Aim of the task — Gather all lines containing the string "delete" and copy them out.
※
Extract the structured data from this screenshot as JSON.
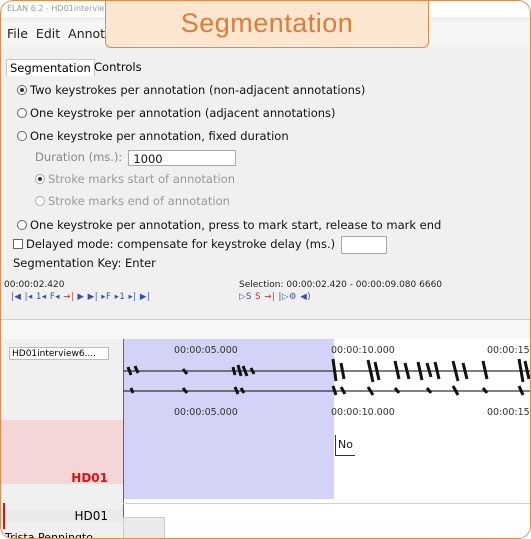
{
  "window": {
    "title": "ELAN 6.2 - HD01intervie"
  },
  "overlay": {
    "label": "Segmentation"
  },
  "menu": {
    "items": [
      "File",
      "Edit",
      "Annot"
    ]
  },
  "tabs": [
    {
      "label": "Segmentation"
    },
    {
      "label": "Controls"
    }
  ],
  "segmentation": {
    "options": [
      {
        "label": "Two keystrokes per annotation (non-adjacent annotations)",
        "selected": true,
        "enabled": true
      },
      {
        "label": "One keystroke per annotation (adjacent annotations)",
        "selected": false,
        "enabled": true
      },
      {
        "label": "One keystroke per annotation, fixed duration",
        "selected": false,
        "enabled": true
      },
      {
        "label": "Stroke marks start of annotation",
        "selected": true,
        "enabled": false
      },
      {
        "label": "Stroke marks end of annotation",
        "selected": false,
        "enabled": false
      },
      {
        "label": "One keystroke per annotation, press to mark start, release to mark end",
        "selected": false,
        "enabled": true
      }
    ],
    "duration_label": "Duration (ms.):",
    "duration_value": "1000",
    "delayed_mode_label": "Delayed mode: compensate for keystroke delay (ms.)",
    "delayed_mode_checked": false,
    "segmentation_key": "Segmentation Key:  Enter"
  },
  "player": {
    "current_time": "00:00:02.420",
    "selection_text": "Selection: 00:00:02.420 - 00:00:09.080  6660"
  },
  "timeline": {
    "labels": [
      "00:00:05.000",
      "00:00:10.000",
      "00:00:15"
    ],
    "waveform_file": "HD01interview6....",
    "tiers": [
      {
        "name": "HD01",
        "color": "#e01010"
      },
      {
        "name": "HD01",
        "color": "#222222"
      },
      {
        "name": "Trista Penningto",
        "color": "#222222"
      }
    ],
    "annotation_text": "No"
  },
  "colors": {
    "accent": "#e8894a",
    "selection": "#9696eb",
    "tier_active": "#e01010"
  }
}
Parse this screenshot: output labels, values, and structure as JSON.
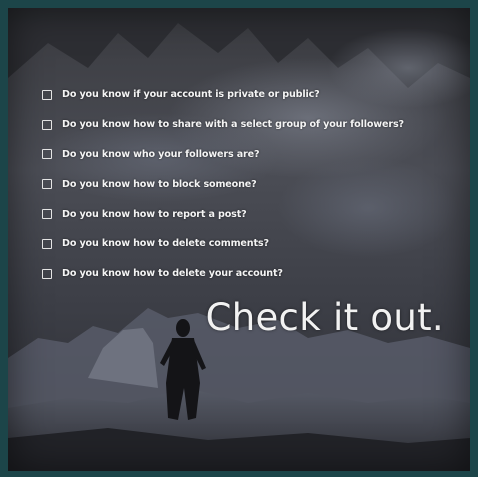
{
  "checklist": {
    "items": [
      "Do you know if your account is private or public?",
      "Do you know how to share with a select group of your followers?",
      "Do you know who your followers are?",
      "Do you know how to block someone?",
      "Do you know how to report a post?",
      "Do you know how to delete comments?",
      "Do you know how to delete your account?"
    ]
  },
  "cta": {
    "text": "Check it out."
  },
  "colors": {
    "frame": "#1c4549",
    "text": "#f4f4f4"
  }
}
※
Full solution —
      "Do you know how to delete comments?",
      "Do you know how to delete your account?"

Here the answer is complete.